AVAILABLE RECORDS:
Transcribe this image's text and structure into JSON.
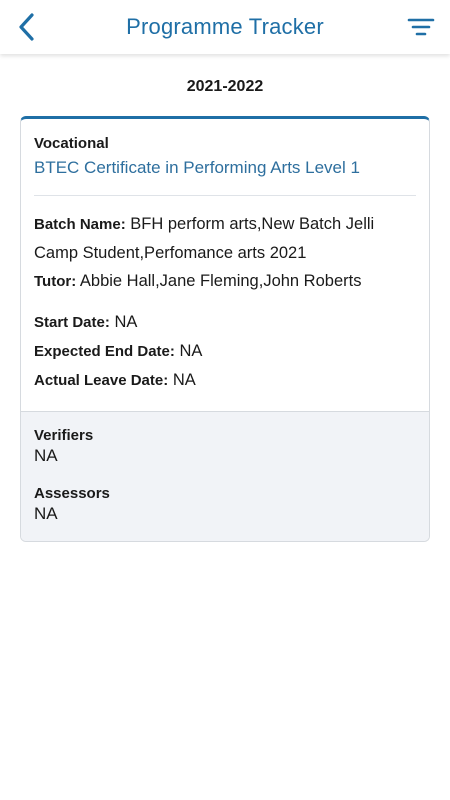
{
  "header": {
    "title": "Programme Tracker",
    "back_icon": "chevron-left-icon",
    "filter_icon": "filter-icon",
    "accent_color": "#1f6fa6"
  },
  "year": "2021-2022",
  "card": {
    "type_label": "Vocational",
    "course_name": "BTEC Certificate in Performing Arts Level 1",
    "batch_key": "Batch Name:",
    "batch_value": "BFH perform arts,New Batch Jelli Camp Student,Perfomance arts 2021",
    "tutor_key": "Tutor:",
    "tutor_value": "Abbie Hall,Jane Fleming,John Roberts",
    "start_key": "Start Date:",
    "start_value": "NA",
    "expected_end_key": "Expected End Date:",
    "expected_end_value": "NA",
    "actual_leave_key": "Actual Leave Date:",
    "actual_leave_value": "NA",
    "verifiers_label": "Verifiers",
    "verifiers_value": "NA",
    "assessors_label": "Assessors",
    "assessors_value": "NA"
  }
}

* * *

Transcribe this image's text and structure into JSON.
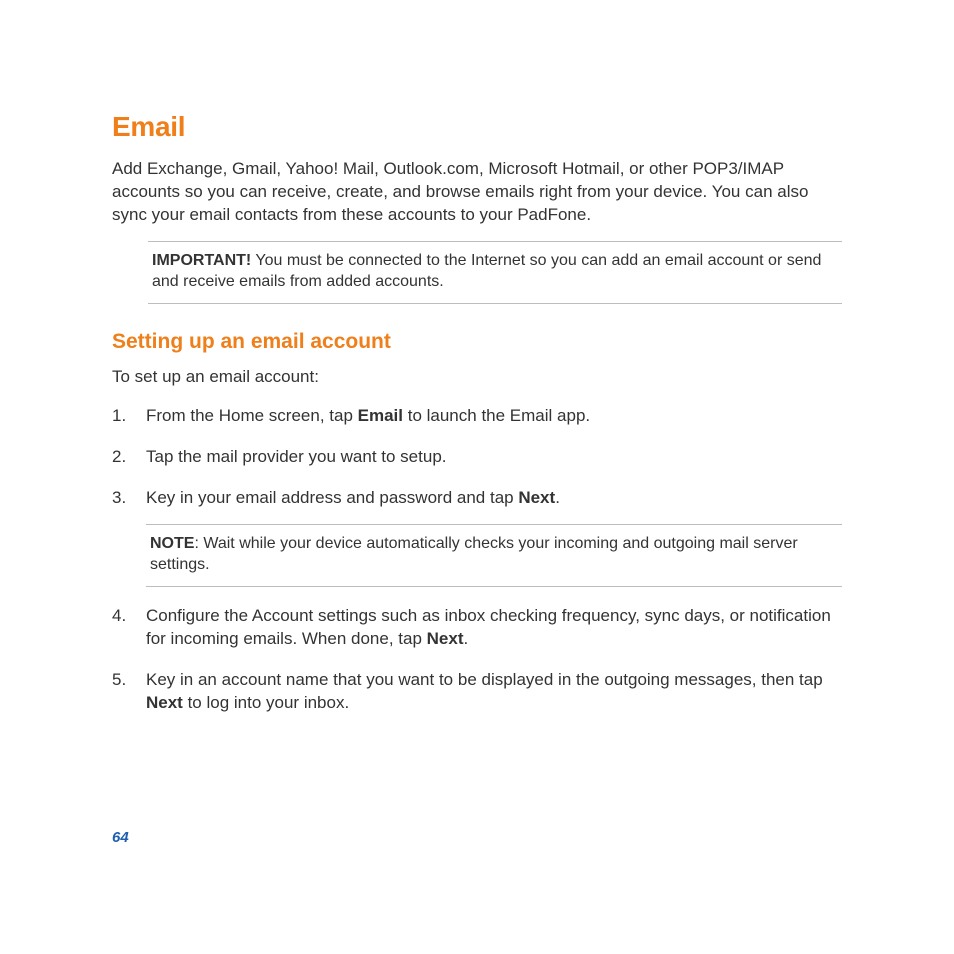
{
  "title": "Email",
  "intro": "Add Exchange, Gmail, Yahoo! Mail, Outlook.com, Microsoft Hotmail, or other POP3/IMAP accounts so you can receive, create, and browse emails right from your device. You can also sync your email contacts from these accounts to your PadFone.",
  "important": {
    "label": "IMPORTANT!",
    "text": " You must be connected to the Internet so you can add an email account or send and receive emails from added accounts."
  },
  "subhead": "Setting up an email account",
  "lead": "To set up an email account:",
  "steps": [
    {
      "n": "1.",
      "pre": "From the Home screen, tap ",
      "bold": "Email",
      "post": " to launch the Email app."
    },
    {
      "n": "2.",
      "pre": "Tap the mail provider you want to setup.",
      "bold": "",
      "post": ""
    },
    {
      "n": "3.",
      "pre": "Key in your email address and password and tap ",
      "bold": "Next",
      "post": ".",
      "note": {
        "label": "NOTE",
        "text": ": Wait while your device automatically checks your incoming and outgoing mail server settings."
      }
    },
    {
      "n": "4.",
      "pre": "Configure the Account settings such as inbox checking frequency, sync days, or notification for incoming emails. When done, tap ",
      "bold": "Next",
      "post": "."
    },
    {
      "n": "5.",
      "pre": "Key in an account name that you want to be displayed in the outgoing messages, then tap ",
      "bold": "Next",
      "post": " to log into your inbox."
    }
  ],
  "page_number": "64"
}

TO DO:
List each line in the listing that contains the string "title".

FULL RESPONSE:
    "title": "Programme Tracker",
  "title": "Email",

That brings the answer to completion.